Quote the entries in full, character for character, without their images.

═══ Record excerpts ═══

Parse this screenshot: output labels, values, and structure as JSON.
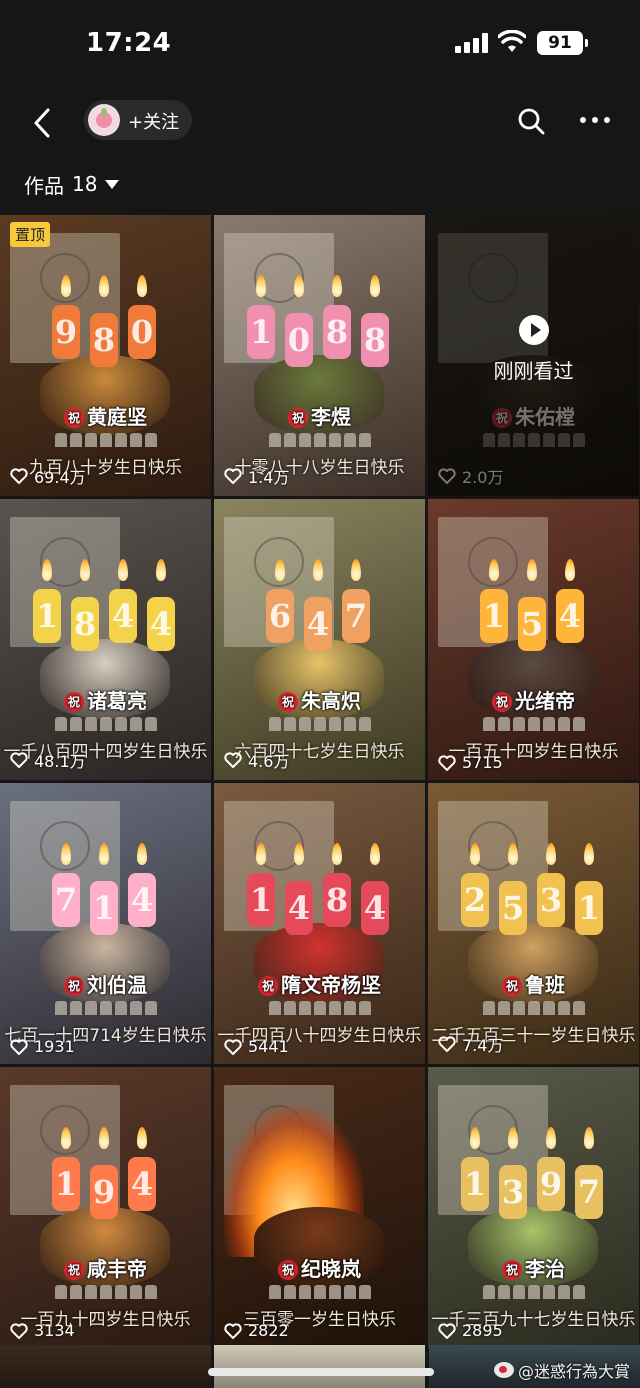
{
  "status_bar": {
    "time": "17:24",
    "battery": "91"
  },
  "nav": {
    "follow_label": "+关注"
  },
  "works": {
    "label": "作品",
    "count": "18"
  },
  "tiles": [
    {
      "name": "黄庭坚",
      "greeting": "九百八十岁生日快乐",
      "likes": "69.4万",
      "candles": [
        "9",
        "8",
        "0"
      ],
      "pinned_label": "置顶",
      "theme": "warm"
    },
    {
      "name": "李煜",
      "greeting": "十零八十八岁生日快乐",
      "likes": "1.4万",
      "candles": [
        "1",
        "0",
        "8",
        "8"
      ],
      "theme": "pink"
    },
    {
      "name": "朱佑樘",
      "greeting": "",
      "likes": "2.0万",
      "candles": [],
      "watched_label": "刚刚看过",
      "theme": "dark"
    },
    {
      "name": "诸葛亮",
      "greeting": "一千八百四十四岁生日快乐",
      "likes": "48.1万",
      "candles": [
        "1",
        "8",
        "4",
        "4"
      ],
      "theme": "gold"
    },
    {
      "name": "朱高炽",
      "greeting": "六百四十七岁生日快乐",
      "likes": "4.6万",
      "candles": [
        "6",
        "4",
        "7"
      ],
      "theme": "cream"
    },
    {
      "name": "光绪帝",
      "greeting": "一百五十四岁生日快乐",
      "likes": "5715",
      "candles": [
        "1",
        "5",
        "4"
      ],
      "theme": "red"
    },
    {
      "name": "刘伯温",
      "greeting": "七百一十四714岁生日快乐",
      "likes": "1931",
      "candles": [
        "7",
        "1",
        "4"
      ],
      "theme": "blue"
    },
    {
      "name": "隋文帝杨坚",
      "greeting": "一千四百八十四岁生日快乐",
      "likes": "5441",
      "candles": [
        "1",
        "4",
        "8",
        "4"
      ],
      "theme": "berry"
    },
    {
      "name": "鲁班",
      "greeting": "二千五百三十一岁生日快乐",
      "likes": "7.4万",
      "candles": [
        "2",
        "5",
        "3",
        "1"
      ],
      "theme": "amber"
    },
    {
      "name": "咸丰帝",
      "greeting": "一百九十四岁生日快乐",
      "likes": "3134",
      "candles": [
        "1",
        "9",
        "4"
      ],
      "theme": "orange"
    },
    {
      "name": "纪晓岚",
      "greeting": "三百零一岁生日快乐",
      "likes": "2822",
      "candles": [],
      "theme": "fire"
    },
    {
      "name": "李治",
      "greeting": "一千三百九十七岁生日快乐",
      "likes": "2895",
      "candles": [
        "1",
        "3",
        "9",
        "7"
      ],
      "theme": "green"
    }
  ],
  "tile_badge": "祝",
  "watermark": "@迷惑行為大賞",
  "colors": {
    "background": "#161616",
    "pin": "#f6c83a",
    "badge": "#d6262f"
  }
}
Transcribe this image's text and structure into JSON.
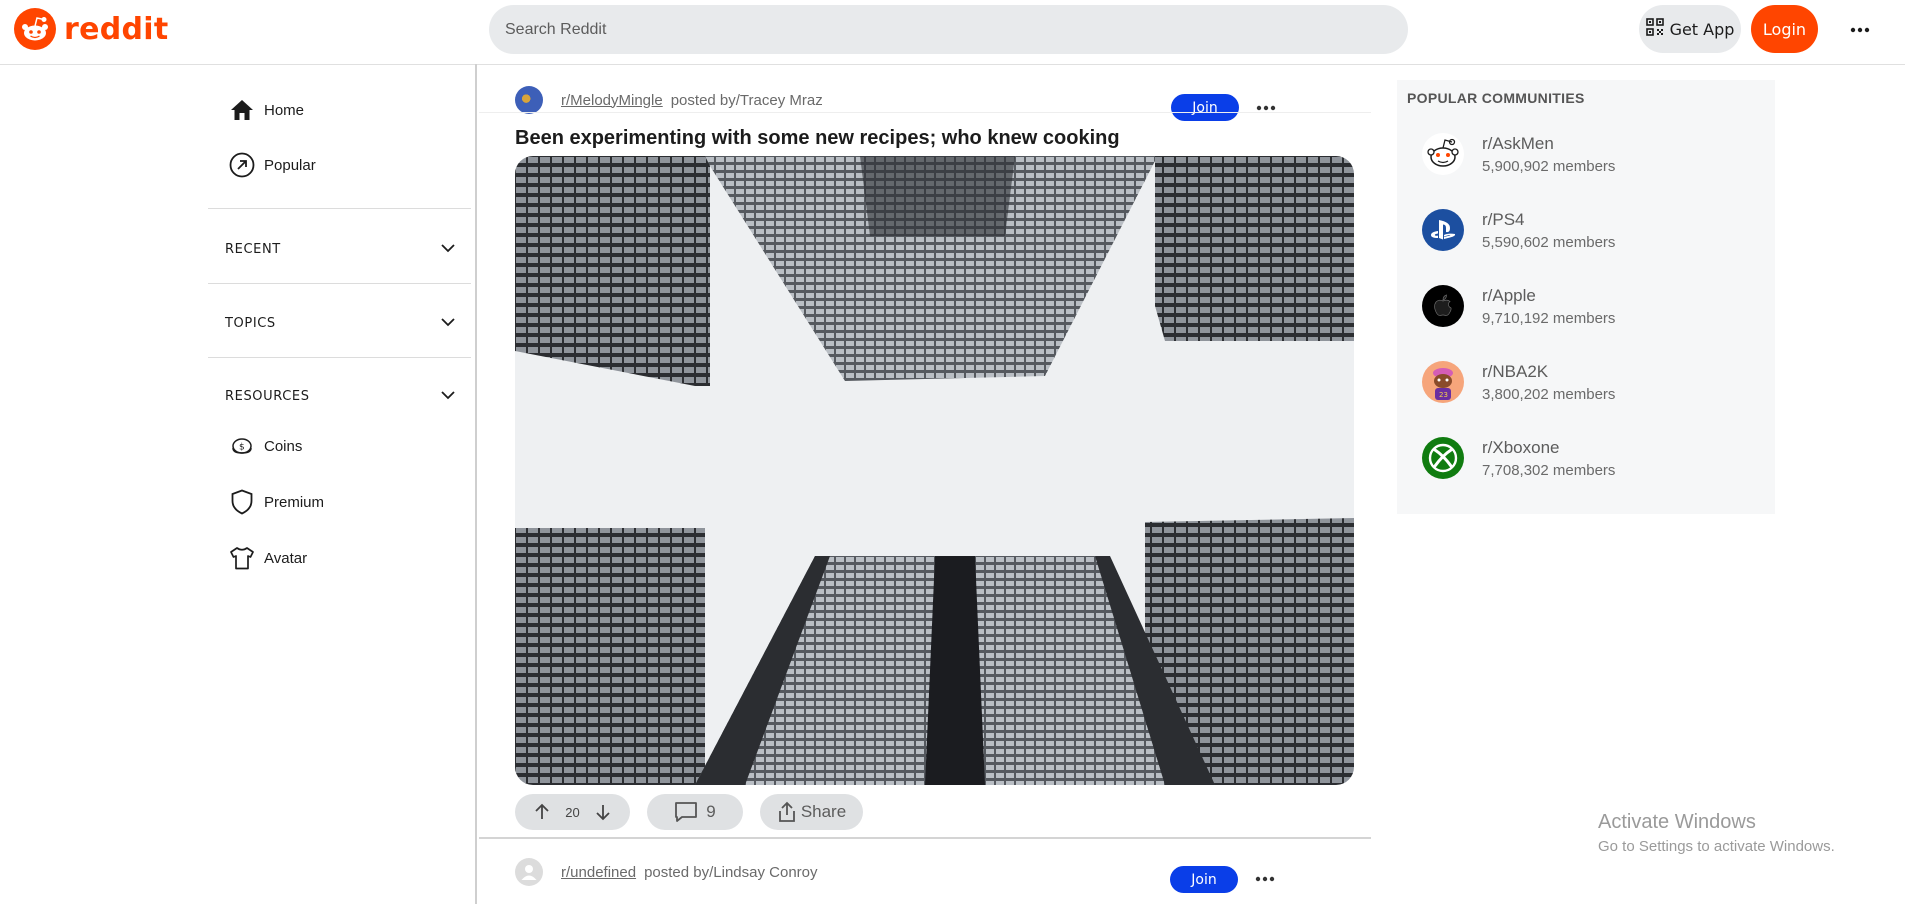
{
  "header": {
    "logo_text": "reddit",
    "search_placeholder": "Search Reddit",
    "get_app_label": "Get App",
    "login_label": "Login"
  },
  "sidebar": {
    "items": [
      {
        "label": "Home",
        "icon": "home-icon"
      },
      {
        "label": "Popular",
        "icon": "popular-icon"
      }
    ],
    "sections": [
      "RECENT",
      "TOPICS",
      "RESOURCES"
    ],
    "resources": [
      {
        "label": "Coins",
        "icon": "coins-icon"
      },
      {
        "label": "Premium",
        "icon": "shield-icon"
      },
      {
        "label": "Avatar",
        "icon": "shirt-icon"
      }
    ]
  },
  "posts": [
    {
      "subreddit": "r/MelodyMingle",
      "posted_by": "posted by/Tracey Mraz",
      "join_label": "Join",
      "title": "Been experimenting with some new recipes; who knew cooking",
      "upvotes": "20",
      "comments": "9",
      "share_label": "Share"
    },
    {
      "subreddit": "r/undefined",
      "posted_by": "posted by/Lindsay Conroy",
      "join_label": "Join"
    }
  ],
  "communities": {
    "title": "POPULAR COMMUNITIES",
    "items": [
      {
        "name": "r/AskMen",
        "members": "5,900,902 members",
        "icon": "askmen-icon"
      },
      {
        "name": "r/PS4",
        "members": "5,590,602 members",
        "icon": "playstation-icon"
      },
      {
        "name": "r/Apple",
        "members": "9,710,192 members",
        "icon": "apple-icon"
      },
      {
        "name": "r/NBA2K",
        "members": "3,800,202 members",
        "icon": "nba2k-icon"
      },
      {
        "name": "r/Xboxone",
        "members": "7,708,302 members",
        "icon": "xbox-icon"
      }
    ]
  },
  "watermark": {
    "line1": "Activate Windows",
    "line2": "Go to Settings to activate Windows."
  },
  "colors": {
    "brand": "#ff4500",
    "join": "#0a3ee8"
  }
}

═══

Response to this exercise
Parse this screenshot: output labels, values, and structure as JSON.
{
  "status_bar": {
    "time": "17:24",
    "battery": "91"
  },
  "nav": {
    "follow_label": "+关注"
  },
  "works": {
    "label": "作品",
    "count": "18"
  },
  "tiles": [
    {
      "name": "黄庭坚",
      "greeting": "九百八十岁生日快乐",
      "likes": "69.4万",
      "candles": [
        "9",
        "8",
        "0"
      ],
      "pinned_label": "置顶",
      "theme": "warm"
    },
    {
      "name": "李煜",
      "greeting": "十零八十八岁生日快乐",
      "likes": "1.4万",
      "candles": [
        "1",
        "0",
        "8",
        "8"
      ],
      "theme": "pink"
    },
    {
      "name": "朱佑樘",
      "greeting": "",
      "likes": "2.0万",
      "candles": [],
      "watched_label": "刚刚看过",
      "theme": "dark"
    },
    {
      "name": "诸葛亮",
      "greeting": "一千八百四十四岁生日快乐",
      "likes": "48.1万",
      "candles": [
        "1",
        "8",
        "4",
        "4"
      ],
      "theme": "gold"
    },
    {
      "name": "朱高炽",
      "greeting": "六百四十七岁生日快乐",
      "likes": "4.6万",
      "candles": [
        "6",
        "4",
        "7"
      ],
      "theme": "cream"
    },
    {
      "name": "光绪帝",
      "greeting": "一百五十四岁生日快乐",
      "likes": "5715",
      "candles": [
        "1",
        "5",
        "4"
      ],
      "theme": "red"
    },
    {
      "name": "刘伯温",
      "greeting": "七百一十四714岁生日快乐",
      "likes": "1931",
      "candles": [
        "7",
        "1",
        "4"
      ],
      "theme": "blue"
    },
    {
      "name": "隋文帝杨坚",
      "greeting": "一千四百八十四岁生日快乐",
      "likes": "5441",
      "candles": [
        "1",
        "4",
        "8",
        "4"
      ],
      "theme": "berry"
    },
    {
      "name": "鲁班",
      "greeting": "二千五百三十一岁生日快乐",
      "likes": "7.4万",
      "candles": [
        "2",
        "5",
        "3",
        "1"
      ],
      "theme": "amber"
    },
    {
      "name": "咸丰帝",
      "greeting": "一百九十四岁生日快乐",
      "likes": "3134",
      "candles": [
        "1",
        "9",
        "4"
      ],
      "theme": "orange"
    },
    {
      "name": "纪晓岚",
      "greeting": "三百零一岁生日快乐",
      "likes": "2822",
      "candles": [],
      "theme": "fire"
    },
    {
      "name": "李治",
      "greeting": "一千三百九十七岁生日快乐",
      "likes": "2895",
      "candles": [
        "1",
        "3",
        "9",
        "7"
      ],
      "theme": "green"
    }
  ],
  "tile_badge": "祝",
  "watermark": "@迷惑行為大賞",
  "colors": {
    "background": "#161616",
    "pin": "#f6c83a",
    "badge": "#d6262f"
  }
}
Transcribe this image's text and structure into JSON.
{
  "header": {
    "logo_text": "reddit",
    "search_placeholder": "Search Reddit",
    "get_app_label": "Get App",
    "login_label": "Login"
  },
  "sidebar": {
    "items": [
      {
        "label": "Home",
        "icon": "home-icon"
      },
      {
        "label": "Popular",
        "icon": "popular-icon"
      }
    ],
    "sections": [
      "RECENT",
      "TOPICS",
      "RESOURCES"
    ],
    "resources": [
      {
        "label": "Coins",
        "icon": "coins-icon"
      },
      {
        "label": "Premium",
        "icon": "shield-icon"
      },
      {
        "label": "Avatar",
        "icon": "shirt-icon"
      }
    ]
  },
  "posts": [
    {
      "subreddit": "r/MelodyMingle",
      "posted_by": "posted by/Tracey Mraz",
      "join_label": "Join",
      "title": "Been experimenting with some new recipes; who knew cooking",
      "upvotes": "20",
      "comments": "9",
      "share_label": "Share"
    },
    {
      "subreddit": "r/undefined",
      "posted_by": "posted by/Lindsay Conroy",
      "join_label": "Join"
    }
  ],
  "communities": {
    "title": "POPULAR COMMUNITIES",
    "items": [
      {
        "name": "r/AskMen",
        "members": "5,900,902 members",
        "icon": "askmen-icon"
      },
      {
        "name": "r/PS4",
        "members": "5,590,602 members",
        "icon": "playstation-icon"
      },
      {
        "name": "r/Apple",
        "members": "9,710,192 members",
        "icon": "apple-icon"
      },
      {
        "name": "r/NBA2K",
        "members": "3,800,202 members",
        "icon": "nba2k-icon"
      },
      {
        "name": "r/Xboxone",
        "members": "7,708,302 members",
        "icon": "xbox-icon"
      }
    ]
  },
  "watermark": {
    "line1": "Activate Windows",
    "line2": "Go to Settings to activate Windows."
  },
  "colors": {
    "brand": "#ff4500",
    "join": "#0a3ee8"
  }
}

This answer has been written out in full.